# WHAT THE TASK ASKS
Tally every line of the listing below that holds "HTTP", then give the tally alone.

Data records

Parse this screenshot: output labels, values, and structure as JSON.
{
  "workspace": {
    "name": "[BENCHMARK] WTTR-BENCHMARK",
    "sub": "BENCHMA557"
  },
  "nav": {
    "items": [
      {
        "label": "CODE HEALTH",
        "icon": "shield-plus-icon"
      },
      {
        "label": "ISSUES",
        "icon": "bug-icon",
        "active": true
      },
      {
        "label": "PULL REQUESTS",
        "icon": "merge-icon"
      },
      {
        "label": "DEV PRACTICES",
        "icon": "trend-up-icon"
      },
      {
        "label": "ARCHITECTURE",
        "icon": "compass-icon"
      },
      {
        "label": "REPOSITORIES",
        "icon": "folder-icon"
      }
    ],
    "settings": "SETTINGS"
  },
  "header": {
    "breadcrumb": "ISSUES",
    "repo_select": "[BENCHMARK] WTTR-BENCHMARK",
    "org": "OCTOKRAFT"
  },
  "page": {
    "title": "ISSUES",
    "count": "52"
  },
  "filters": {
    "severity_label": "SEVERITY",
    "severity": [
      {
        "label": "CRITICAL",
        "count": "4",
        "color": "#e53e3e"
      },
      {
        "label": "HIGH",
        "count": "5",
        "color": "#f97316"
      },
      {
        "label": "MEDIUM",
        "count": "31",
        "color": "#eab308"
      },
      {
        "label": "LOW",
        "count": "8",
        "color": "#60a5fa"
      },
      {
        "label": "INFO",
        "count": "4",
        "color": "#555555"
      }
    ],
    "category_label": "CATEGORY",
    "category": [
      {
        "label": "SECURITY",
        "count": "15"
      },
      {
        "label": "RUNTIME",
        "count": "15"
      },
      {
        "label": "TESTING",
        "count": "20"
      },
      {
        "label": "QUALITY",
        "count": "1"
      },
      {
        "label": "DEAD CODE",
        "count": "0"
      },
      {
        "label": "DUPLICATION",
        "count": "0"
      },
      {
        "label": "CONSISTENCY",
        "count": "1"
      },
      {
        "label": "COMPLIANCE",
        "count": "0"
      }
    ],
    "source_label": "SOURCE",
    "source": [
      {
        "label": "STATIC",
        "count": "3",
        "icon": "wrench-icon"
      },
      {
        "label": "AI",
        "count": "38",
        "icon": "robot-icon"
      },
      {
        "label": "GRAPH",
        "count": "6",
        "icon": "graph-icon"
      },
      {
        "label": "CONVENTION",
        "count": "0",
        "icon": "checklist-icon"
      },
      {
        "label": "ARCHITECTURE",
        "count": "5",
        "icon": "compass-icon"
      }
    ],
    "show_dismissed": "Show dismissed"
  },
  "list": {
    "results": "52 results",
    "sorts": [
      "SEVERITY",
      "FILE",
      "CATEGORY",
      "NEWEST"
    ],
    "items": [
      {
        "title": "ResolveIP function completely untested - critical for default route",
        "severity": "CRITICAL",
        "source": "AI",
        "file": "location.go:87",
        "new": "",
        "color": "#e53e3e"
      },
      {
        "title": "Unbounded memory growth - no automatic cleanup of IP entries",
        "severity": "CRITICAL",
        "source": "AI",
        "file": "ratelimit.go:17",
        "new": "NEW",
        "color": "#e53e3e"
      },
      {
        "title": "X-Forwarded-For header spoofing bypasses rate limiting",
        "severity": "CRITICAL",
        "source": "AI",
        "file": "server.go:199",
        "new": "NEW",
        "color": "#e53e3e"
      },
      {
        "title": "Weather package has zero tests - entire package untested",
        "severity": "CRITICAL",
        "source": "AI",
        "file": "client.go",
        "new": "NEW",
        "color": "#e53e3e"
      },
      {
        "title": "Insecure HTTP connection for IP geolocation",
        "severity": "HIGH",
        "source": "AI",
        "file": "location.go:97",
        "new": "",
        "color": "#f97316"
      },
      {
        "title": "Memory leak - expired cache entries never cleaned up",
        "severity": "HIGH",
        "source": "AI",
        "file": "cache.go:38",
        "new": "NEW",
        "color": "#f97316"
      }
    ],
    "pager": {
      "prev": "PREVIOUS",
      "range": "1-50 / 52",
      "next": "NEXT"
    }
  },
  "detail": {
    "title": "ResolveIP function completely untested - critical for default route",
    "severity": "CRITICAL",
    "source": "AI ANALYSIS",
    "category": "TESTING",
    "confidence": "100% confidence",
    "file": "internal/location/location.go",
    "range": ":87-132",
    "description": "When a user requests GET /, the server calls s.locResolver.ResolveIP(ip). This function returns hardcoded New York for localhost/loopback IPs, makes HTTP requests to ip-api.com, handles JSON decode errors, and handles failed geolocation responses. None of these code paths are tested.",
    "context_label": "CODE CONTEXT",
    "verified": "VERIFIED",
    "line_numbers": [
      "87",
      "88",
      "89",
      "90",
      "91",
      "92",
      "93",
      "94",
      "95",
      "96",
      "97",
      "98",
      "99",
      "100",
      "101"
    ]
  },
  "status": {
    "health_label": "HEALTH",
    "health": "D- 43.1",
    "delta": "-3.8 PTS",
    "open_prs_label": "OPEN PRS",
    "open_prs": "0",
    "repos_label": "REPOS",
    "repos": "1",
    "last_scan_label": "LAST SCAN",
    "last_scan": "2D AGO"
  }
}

# FINISHED TASK
2